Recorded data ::
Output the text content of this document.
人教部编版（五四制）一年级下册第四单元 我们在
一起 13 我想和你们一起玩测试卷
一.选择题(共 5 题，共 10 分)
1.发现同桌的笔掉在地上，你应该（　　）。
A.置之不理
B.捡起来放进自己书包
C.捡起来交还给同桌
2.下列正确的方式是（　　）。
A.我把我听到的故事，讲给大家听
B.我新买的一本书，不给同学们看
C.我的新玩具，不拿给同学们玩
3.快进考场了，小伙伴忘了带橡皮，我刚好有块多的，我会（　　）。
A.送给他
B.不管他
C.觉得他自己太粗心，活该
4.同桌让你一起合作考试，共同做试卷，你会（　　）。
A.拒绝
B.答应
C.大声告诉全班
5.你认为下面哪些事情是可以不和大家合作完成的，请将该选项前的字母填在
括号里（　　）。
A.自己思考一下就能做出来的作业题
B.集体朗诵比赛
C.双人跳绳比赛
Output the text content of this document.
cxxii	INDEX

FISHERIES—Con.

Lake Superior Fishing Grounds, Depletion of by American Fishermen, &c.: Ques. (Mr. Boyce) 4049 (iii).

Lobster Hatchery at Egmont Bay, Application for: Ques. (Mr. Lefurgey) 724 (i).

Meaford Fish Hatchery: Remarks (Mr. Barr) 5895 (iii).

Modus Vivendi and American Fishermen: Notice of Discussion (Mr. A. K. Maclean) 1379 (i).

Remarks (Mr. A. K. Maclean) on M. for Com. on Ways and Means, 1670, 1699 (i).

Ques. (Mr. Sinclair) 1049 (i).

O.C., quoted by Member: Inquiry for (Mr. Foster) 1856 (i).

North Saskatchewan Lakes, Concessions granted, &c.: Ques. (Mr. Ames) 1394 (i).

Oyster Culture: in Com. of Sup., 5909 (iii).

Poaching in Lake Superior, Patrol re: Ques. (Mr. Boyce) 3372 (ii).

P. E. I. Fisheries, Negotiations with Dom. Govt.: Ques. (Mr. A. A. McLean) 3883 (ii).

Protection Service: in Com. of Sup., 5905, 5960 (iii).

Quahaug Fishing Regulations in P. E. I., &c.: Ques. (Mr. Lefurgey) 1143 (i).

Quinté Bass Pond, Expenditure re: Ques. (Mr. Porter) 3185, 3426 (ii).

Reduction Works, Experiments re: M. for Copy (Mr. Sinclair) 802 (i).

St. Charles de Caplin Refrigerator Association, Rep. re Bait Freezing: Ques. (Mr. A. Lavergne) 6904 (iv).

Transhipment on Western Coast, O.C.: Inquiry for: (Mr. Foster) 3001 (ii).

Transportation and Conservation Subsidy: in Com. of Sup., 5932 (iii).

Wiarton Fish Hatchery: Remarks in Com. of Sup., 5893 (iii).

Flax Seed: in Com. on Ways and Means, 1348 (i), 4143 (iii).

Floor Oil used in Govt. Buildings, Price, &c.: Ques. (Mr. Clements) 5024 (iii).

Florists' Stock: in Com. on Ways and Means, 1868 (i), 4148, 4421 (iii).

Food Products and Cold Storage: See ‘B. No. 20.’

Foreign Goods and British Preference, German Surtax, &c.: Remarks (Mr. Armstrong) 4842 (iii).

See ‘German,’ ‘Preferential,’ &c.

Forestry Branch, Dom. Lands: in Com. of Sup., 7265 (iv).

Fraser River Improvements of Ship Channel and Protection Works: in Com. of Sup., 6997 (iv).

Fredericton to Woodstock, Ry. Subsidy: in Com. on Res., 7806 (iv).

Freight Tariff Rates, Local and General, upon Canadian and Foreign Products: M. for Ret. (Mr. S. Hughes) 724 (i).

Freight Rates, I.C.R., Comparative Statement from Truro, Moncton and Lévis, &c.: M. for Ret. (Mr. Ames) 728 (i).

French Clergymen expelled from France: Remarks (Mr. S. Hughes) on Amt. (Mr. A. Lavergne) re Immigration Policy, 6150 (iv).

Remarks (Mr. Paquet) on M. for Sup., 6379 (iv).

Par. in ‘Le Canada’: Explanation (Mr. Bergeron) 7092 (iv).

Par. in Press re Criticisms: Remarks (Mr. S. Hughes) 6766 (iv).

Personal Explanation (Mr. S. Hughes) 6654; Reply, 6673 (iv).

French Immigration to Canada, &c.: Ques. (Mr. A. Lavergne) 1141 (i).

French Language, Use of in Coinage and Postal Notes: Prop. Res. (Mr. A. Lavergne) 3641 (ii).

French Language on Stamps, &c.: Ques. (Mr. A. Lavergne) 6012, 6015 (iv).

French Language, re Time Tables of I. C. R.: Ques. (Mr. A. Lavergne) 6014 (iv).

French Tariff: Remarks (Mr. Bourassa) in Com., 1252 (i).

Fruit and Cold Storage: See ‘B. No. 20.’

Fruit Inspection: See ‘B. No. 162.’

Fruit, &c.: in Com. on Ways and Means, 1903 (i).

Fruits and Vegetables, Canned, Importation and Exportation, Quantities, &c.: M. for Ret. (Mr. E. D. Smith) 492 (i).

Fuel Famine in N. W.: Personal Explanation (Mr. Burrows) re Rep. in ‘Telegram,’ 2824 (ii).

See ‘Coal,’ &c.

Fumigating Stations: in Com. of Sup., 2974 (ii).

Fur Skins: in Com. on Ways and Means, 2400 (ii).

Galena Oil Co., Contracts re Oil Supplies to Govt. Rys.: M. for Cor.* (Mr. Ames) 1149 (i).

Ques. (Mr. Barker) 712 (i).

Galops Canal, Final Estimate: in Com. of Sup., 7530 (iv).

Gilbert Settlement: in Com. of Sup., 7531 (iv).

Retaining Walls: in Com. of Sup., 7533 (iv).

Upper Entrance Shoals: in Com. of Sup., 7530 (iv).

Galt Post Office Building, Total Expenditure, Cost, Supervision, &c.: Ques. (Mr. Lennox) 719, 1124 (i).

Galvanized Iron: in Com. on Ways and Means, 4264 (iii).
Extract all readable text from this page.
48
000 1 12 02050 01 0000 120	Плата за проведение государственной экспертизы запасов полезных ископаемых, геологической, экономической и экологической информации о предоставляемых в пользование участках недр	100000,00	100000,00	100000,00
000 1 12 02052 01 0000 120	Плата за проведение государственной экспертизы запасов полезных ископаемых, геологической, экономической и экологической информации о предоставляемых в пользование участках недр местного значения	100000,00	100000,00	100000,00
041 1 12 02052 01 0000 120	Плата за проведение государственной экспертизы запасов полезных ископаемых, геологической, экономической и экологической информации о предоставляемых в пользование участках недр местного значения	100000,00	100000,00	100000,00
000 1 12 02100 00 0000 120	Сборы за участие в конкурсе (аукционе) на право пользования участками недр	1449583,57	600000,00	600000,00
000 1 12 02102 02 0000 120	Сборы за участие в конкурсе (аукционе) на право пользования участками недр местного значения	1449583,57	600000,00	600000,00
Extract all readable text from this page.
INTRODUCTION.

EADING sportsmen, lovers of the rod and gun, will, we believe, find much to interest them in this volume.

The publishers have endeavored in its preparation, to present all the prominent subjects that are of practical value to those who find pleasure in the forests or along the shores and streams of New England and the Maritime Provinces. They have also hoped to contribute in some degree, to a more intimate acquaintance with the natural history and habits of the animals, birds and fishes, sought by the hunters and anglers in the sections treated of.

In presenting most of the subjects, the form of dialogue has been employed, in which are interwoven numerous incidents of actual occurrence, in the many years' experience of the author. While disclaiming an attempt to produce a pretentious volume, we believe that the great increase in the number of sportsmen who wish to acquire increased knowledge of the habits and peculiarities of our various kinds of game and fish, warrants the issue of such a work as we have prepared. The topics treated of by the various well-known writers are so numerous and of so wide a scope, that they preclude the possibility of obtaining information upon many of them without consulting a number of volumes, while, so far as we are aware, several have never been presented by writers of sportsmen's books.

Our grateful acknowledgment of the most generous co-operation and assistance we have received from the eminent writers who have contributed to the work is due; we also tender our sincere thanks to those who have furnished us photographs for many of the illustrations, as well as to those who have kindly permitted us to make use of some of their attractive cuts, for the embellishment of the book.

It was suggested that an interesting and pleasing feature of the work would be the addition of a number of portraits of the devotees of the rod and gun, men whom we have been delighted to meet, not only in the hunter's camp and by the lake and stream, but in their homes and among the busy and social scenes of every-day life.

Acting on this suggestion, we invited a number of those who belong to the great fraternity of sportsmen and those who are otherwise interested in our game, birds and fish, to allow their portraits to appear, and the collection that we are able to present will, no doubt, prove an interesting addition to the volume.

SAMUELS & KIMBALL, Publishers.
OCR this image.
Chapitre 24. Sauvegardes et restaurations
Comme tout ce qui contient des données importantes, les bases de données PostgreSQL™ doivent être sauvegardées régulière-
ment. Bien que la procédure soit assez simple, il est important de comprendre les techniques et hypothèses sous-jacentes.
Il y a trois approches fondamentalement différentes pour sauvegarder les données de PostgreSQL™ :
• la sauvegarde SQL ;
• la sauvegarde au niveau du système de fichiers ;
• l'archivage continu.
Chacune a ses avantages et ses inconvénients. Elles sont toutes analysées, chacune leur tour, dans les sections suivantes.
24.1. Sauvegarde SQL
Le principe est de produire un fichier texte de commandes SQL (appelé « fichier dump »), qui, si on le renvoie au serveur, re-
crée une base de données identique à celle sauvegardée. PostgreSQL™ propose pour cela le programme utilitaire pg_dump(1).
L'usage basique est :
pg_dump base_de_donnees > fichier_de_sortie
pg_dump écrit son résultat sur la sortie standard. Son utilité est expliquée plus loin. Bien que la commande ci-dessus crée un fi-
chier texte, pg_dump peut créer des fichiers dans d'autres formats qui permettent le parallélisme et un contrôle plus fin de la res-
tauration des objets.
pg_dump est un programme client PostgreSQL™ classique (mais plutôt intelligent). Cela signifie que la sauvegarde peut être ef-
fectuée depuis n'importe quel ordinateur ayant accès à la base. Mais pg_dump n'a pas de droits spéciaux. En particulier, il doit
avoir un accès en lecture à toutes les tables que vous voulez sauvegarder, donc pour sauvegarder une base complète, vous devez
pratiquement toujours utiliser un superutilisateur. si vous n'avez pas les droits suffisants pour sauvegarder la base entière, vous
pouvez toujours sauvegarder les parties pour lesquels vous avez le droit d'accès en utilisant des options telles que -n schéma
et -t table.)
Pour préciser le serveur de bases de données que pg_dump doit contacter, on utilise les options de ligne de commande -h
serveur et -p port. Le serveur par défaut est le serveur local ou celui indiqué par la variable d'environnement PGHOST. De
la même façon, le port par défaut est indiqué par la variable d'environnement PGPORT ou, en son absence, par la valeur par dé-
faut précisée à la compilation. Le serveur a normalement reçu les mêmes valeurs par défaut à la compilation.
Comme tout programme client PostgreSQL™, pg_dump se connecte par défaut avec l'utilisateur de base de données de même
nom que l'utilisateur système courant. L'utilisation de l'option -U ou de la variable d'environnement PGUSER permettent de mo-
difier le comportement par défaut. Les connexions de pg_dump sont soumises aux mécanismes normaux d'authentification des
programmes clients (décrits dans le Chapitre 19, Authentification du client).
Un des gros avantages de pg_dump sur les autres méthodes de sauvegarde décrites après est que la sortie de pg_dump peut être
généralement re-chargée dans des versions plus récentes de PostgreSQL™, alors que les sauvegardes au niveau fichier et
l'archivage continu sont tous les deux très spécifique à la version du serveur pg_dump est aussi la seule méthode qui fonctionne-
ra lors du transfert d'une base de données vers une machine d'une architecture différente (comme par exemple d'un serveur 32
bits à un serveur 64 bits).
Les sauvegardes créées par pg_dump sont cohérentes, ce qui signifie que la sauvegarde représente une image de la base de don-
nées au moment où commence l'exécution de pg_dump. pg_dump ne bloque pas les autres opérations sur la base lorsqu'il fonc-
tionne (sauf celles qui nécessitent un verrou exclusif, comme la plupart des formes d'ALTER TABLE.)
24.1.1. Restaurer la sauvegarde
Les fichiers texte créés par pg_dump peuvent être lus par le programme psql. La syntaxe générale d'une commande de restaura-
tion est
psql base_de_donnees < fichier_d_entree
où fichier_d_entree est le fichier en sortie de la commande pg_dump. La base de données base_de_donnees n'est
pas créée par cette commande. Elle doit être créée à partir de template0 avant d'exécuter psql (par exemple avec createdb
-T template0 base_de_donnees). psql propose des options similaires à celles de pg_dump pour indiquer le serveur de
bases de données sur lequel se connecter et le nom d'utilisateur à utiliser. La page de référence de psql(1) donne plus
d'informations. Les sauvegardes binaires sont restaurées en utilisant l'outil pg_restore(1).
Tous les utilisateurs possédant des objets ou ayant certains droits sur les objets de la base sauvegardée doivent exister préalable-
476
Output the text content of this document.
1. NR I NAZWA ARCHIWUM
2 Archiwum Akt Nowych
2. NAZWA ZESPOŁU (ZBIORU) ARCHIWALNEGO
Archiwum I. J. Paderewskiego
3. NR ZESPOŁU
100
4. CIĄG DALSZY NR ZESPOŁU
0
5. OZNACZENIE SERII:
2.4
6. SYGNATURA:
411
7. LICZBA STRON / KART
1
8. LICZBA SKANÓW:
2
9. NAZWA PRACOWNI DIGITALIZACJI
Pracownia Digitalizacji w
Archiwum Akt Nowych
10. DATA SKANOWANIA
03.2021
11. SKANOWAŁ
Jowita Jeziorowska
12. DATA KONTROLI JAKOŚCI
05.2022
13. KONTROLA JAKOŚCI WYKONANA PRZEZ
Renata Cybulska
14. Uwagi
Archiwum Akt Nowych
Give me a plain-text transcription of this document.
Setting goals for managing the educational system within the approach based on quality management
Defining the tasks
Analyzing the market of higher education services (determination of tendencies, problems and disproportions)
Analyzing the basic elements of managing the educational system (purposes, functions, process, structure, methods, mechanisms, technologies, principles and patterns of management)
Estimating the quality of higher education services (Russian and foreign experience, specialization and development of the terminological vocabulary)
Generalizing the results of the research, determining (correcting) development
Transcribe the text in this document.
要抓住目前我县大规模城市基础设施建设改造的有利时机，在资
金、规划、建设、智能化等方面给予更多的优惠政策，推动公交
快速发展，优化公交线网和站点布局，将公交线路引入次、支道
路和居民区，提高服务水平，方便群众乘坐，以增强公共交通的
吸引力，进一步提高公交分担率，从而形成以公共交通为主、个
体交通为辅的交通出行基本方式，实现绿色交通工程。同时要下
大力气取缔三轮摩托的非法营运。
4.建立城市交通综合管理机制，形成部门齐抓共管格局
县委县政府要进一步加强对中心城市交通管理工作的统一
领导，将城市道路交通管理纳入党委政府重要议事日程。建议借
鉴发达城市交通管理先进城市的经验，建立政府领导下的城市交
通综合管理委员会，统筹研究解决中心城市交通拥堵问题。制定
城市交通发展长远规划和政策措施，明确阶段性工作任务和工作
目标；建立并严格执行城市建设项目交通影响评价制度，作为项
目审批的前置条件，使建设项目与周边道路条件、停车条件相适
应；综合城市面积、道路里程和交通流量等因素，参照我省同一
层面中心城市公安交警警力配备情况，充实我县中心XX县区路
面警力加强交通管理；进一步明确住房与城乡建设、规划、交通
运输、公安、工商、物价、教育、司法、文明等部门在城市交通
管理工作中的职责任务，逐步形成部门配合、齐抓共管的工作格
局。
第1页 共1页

Task statement :: For the listing above, give the number of lines in which the string "Analyzing" occurs, and nothing else.

Correct response :: 2